━━━ Excerpted records

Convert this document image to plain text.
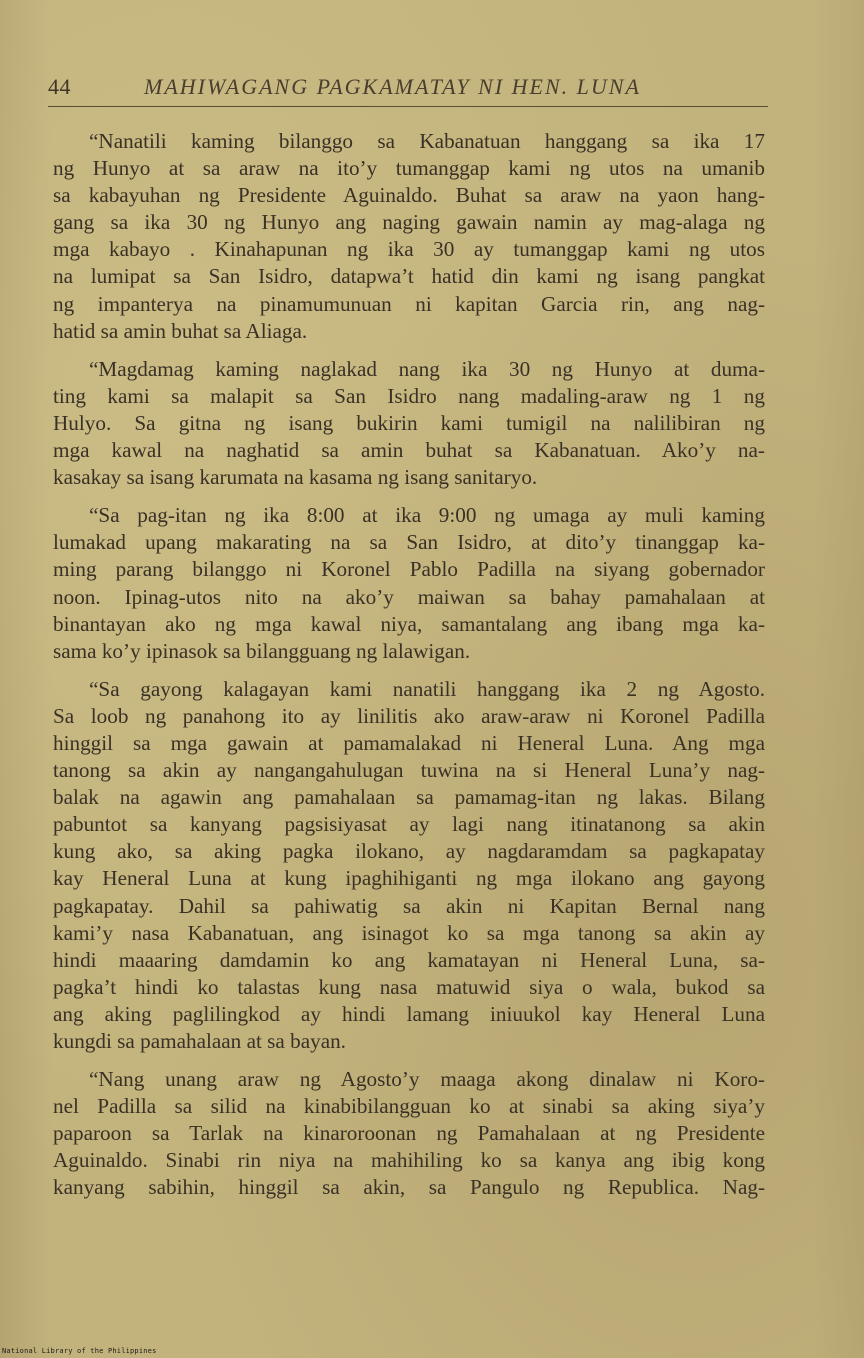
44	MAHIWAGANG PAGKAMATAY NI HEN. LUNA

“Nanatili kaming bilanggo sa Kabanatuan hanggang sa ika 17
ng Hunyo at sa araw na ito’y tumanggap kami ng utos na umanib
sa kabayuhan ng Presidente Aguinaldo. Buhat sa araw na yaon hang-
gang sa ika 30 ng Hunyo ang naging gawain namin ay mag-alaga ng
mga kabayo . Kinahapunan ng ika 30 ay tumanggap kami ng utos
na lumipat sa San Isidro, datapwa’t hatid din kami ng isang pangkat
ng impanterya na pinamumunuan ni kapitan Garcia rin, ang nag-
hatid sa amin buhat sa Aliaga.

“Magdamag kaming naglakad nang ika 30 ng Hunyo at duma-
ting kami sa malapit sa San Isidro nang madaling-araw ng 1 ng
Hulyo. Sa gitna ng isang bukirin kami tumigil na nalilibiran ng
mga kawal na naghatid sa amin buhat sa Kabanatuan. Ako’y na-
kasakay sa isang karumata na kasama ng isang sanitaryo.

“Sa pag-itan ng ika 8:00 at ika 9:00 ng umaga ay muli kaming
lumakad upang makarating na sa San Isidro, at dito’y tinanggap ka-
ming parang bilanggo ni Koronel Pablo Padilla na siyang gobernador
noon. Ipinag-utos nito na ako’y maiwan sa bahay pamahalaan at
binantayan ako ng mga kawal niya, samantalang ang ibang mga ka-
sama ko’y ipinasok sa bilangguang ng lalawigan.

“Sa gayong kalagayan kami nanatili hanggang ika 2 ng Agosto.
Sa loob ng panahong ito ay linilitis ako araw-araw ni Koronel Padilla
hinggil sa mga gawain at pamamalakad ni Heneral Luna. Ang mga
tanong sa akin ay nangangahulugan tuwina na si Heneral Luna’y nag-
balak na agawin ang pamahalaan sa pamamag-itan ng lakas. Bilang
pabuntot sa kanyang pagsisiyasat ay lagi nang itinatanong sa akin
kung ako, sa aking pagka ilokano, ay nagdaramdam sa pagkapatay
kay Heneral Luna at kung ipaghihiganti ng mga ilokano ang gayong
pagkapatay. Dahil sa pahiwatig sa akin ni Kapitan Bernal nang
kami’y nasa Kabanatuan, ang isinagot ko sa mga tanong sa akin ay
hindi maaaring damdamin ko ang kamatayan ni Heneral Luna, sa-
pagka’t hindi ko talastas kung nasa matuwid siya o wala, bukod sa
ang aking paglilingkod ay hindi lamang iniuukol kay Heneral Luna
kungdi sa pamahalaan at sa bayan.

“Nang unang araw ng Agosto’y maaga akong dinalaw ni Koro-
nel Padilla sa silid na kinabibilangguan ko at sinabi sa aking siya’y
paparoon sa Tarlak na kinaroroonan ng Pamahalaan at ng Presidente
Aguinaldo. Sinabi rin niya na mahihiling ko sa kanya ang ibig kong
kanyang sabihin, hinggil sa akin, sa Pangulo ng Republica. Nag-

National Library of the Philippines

━━━━━━
━━━ Excerpted records

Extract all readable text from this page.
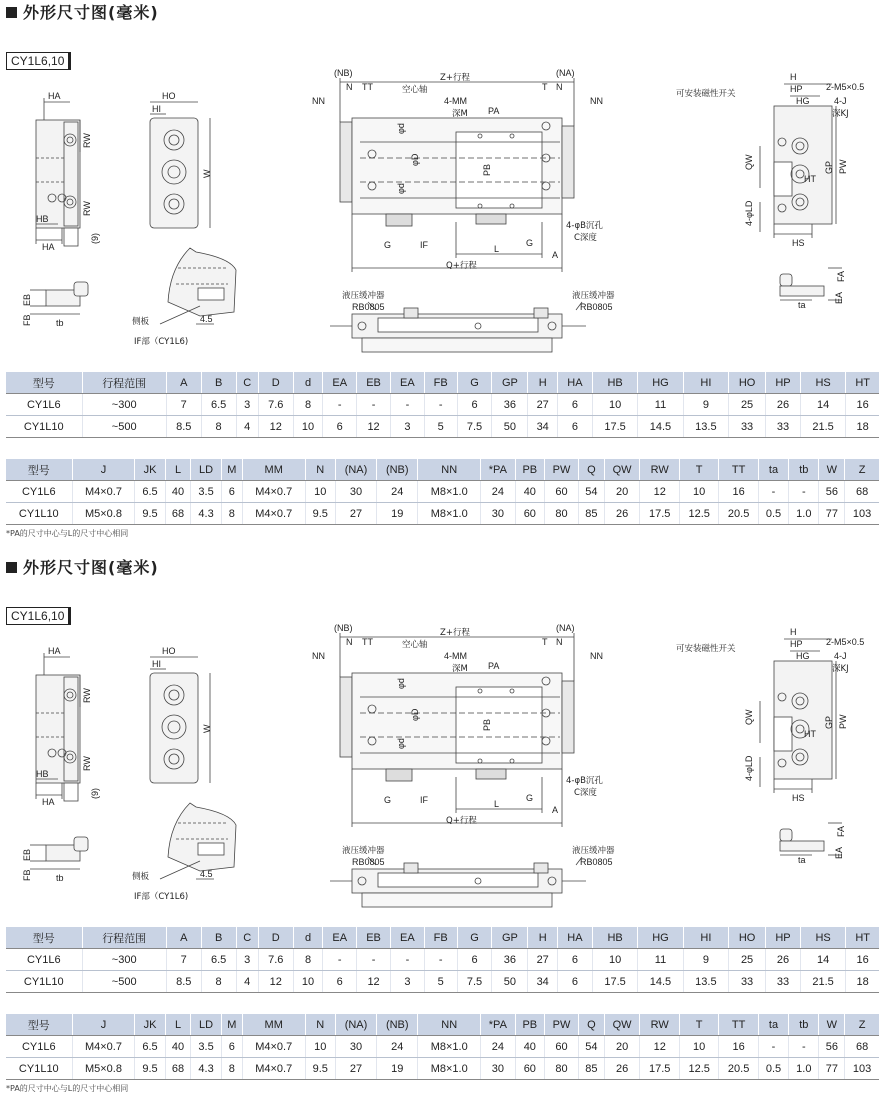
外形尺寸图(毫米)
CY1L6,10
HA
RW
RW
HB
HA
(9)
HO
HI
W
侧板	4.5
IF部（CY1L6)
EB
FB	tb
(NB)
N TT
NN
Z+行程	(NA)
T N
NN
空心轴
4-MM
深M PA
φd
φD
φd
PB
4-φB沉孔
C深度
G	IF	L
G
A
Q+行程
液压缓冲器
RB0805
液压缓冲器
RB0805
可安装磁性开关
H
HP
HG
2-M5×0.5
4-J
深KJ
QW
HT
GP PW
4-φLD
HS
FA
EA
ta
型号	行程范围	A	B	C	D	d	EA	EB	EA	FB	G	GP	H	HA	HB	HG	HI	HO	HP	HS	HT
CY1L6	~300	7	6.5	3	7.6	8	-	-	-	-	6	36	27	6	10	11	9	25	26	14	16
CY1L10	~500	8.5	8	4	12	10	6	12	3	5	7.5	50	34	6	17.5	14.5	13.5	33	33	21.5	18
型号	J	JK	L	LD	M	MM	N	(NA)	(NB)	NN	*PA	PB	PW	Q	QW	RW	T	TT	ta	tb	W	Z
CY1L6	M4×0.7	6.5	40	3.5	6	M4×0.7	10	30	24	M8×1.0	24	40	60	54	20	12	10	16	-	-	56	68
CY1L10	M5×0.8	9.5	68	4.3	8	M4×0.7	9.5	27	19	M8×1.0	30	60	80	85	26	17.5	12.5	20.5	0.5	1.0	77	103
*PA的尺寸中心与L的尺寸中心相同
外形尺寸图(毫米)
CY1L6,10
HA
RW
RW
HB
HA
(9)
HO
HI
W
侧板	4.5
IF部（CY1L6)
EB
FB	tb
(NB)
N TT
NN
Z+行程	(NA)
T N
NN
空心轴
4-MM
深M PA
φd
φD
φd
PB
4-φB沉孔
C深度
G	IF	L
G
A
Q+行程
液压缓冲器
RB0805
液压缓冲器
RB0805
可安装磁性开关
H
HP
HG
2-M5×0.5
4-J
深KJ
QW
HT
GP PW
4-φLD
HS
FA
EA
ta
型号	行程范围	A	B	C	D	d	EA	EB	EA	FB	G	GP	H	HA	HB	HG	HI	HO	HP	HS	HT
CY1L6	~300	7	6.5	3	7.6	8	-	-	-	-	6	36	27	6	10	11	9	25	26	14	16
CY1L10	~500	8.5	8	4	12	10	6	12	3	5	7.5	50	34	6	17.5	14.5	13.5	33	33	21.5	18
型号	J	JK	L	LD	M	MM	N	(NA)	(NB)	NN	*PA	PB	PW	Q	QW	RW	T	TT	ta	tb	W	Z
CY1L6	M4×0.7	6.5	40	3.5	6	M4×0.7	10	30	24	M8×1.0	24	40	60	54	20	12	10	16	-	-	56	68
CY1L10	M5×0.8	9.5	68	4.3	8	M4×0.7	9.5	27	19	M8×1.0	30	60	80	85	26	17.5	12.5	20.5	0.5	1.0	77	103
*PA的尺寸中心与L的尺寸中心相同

━━━━━━
━━━ Excerpted records

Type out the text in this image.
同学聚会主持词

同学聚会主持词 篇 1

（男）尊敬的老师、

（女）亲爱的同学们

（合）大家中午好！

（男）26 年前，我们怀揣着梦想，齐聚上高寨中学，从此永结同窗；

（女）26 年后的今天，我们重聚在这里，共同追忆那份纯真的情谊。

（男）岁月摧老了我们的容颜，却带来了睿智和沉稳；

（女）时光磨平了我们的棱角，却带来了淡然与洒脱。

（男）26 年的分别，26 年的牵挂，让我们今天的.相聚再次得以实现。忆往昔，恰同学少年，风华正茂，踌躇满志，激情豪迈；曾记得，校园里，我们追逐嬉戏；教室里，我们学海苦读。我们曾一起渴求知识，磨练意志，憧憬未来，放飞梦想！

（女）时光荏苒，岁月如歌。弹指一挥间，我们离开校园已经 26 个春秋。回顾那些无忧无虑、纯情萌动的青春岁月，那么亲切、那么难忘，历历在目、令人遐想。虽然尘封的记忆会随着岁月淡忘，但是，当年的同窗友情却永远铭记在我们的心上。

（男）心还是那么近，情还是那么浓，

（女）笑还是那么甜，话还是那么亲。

━━━━━━

■ What to work on
List the lines that contain the word "tumanggap".

■ Task result
ng Hunyo at sa araw na ito’y tumanggap kami ng utos na umanib
mga kabayo . Kinahapunan ng ika 30 ay tumanggap kami ng utos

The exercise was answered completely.